(STATED TASK): Your job is to restate each entry word for word.

-- begin EXERCISE MATERIAL --

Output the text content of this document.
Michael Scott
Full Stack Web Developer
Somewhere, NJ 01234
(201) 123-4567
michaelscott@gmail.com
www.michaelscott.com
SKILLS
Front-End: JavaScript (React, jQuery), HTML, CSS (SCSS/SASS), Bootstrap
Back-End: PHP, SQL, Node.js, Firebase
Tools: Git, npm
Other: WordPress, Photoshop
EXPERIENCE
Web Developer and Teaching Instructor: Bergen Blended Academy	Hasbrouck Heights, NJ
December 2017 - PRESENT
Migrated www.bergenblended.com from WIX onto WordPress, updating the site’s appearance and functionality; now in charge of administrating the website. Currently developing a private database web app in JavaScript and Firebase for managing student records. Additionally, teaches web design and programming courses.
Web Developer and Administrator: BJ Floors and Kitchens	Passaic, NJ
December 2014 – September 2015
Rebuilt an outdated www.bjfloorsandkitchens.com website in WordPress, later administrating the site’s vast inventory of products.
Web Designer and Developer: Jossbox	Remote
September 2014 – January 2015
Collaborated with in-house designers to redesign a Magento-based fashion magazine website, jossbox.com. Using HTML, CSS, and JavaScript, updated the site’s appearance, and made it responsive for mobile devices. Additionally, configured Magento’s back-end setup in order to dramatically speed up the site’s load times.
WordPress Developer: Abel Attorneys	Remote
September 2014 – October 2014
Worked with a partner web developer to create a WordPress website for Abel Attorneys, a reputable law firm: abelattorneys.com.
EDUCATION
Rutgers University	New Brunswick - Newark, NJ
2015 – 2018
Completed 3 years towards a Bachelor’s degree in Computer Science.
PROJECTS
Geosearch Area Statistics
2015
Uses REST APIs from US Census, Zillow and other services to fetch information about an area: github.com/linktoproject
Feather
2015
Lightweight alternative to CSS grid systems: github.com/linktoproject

-- end EXERCISE MATERIAL --

(TASK OUTPUT):
Output the text content of this document.
Michael Scott
Full Stack Web Developer
Somewhere, NJ 01234
(201) 123-4567
michaelscott@gmail.com
www.michaelscott.com
SKILLS
Front-End: JavaScript (React, jQuery), HTML, CSS (SCSS/SASS), Bootstrap
Back-End: PHP, SQL, Node.js, Firebase
Tools: Git, npm
Other: WordPress, Photoshop
EXPERIENCE
Web Developer and Teaching Instructor: Bergen Blended Academy	Hasbrouck Heights, NJ
December 2017 - PRESENT
Migrated www.bergenblended.com from WIX onto WordPress, updating the site’s appearance and functionality; now in charge of administrating the website. Currently developing a private database web app in JavaScript and Firebase for managing student records. Additionally, teaches web design and programming courses.
Web Developer and Administrator: BJ Floors and Kitchens	Passaic, NJ
December 2014 – September 2015
Rebuilt an outdated www.bjfloorsandkitchens.com website in WordPress, later administrating the site’s vast inventory of products.
Web Designer and Developer: Jossbox	Remote
September 2014 – January 2015
Collaborated with in-house designers to redesign a Magento-based fashion magazine website, jossbox.com. Using HTML, CSS, and JavaScript, updated the site’s appearance, and made it responsive for mobile devices. Additionally, configured Magento’s back-end setup in order to dramatically speed up the site’s load times.
WordPress Developer: Abel Attorneys	Remote
September 2014 – October 2014
Worked with a partner web developer to create a WordPress website for Abel Attorneys, a reputable law firm: abelattorneys.com.
EDUCATION
Rutgers University	New Brunswick - Newark, NJ
2015 – 2018
Completed 3 years towards a Bachelor’s degree in Computer Science.
PROJECTS
Geosearch Area Statistics
2015
Uses REST APIs from US Census, Zillow and other services to fetch information about an area: github.com/linktoproject
Feather
2015
Lightweight alternative to CSS grid systems: github.com/linktoproject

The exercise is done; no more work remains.